Request: Every line of the material is to be quoted verbatim, minus the pictures.

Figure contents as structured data
-------------------------

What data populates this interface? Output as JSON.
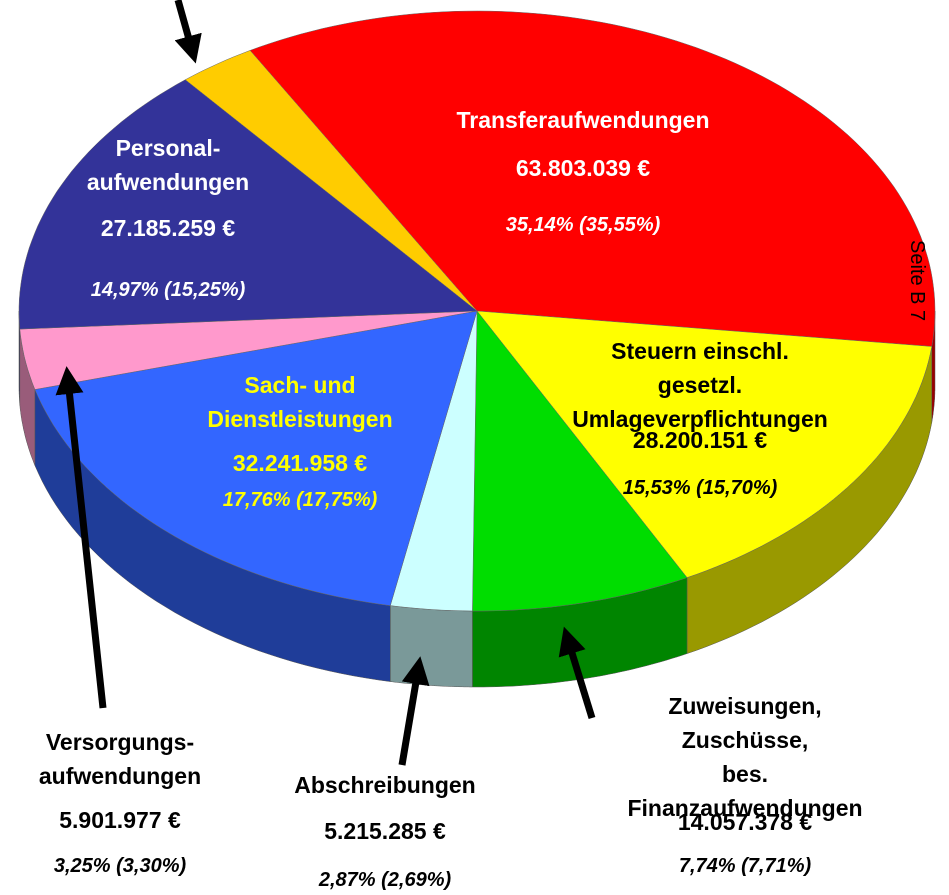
{
  "chart_data": {
    "type": "pie3d",
    "categories": [
      "Transferaufwendungen",
      "Steuern einschl. gesetzl.\nUmlageverpflichtungen",
      "Zuweisungen, Zuschüsse,\nbes. Finanzaufwendungen",
      "Abschreibungen",
      "Sach- und\nDienstleistungen",
      "Versorgungs-\naufwendungen",
      "Personal-\naufwendungen",
      null
    ],
    "values": [
      63803039,
      28200151,
      14057378,
      5215285,
      32241958,
      5901977,
      27185259,
      4975000
    ],
    "value_labels": [
      "63.803.039 €",
      "28.200.151 €",
      "14.057.378 €",
      "5.215.285 €",
      "32.241.958 €",
      "5.901.977 €",
      "27.185.259 €",
      null
    ],
    "percent_labels": [
      "35,14% (35,55%)",
      "15,53% (15,70%)",
      "7,74% (7,71%)",
      "2,87% (2,69%)",
      "17,76% (17,75%)",
      "3,25% (3,30%)",
      "14,97% (15,25%)",
      null
    ],
    "colors": [
      "#ff0000",
      "#ffff00",
      "#00dd00",
      "#ccffff",
      "#3366ff",
      "#ff99cc",
      "#333399",
      "#ffcc00"
    ],
    "page_label": "Seite B 7"
  }
}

-------------------------

Written answer:
What data populates this interface? Output as JSON.
{
  "chart_data": {
    "type": "pie3d",
    "categories": [
      "Transferaufwendungen",
      "Steuern einschl. gesetzl.\nUmlageverpflichtungen",
      "Zuweisungen, Zuschüsse,\nbes. Finanzaufwendungen",
      "Abschreibungen",
      "Sach- und\nDienstleistungen",
      "Versorgungs-\naufwendungen",
      "Personal-\naufwendungen",
      null
    ],
    "values": [
      63803039,
      28200151,
      14057378,
      5215285,
      32241958,
      5901977,
      27185259,
      4975000
    ],
    "value_labels": [
      "63.803.039 €",
      "28.200.151 €",
      "14.057.378 €",
      "5.215.285 €",
      "32.241.958 €",
      "5.901.977 €",
      "27.185.259 €",
      null
    ],
    "percent_labels": [
      "35,14% (35,55%)",
      "15,53% (15,70%)",
      "7,74% (7,71%)",
      "2,87% (2,69%)",
      "17,76% (17,75%)",
      "3,25% (3,30%)",
      "14,97% (15,25%)",
      null
    ],
    "colors": [
      "#ff0000",
      "#ffff00",
      "#00dd00",
      "#ccffff",
      "#3366ff",
      "#ff99cc",
      "#333399",
      "#ffcc00"
    ],
    "page_label": "Seite B 7"
  }
}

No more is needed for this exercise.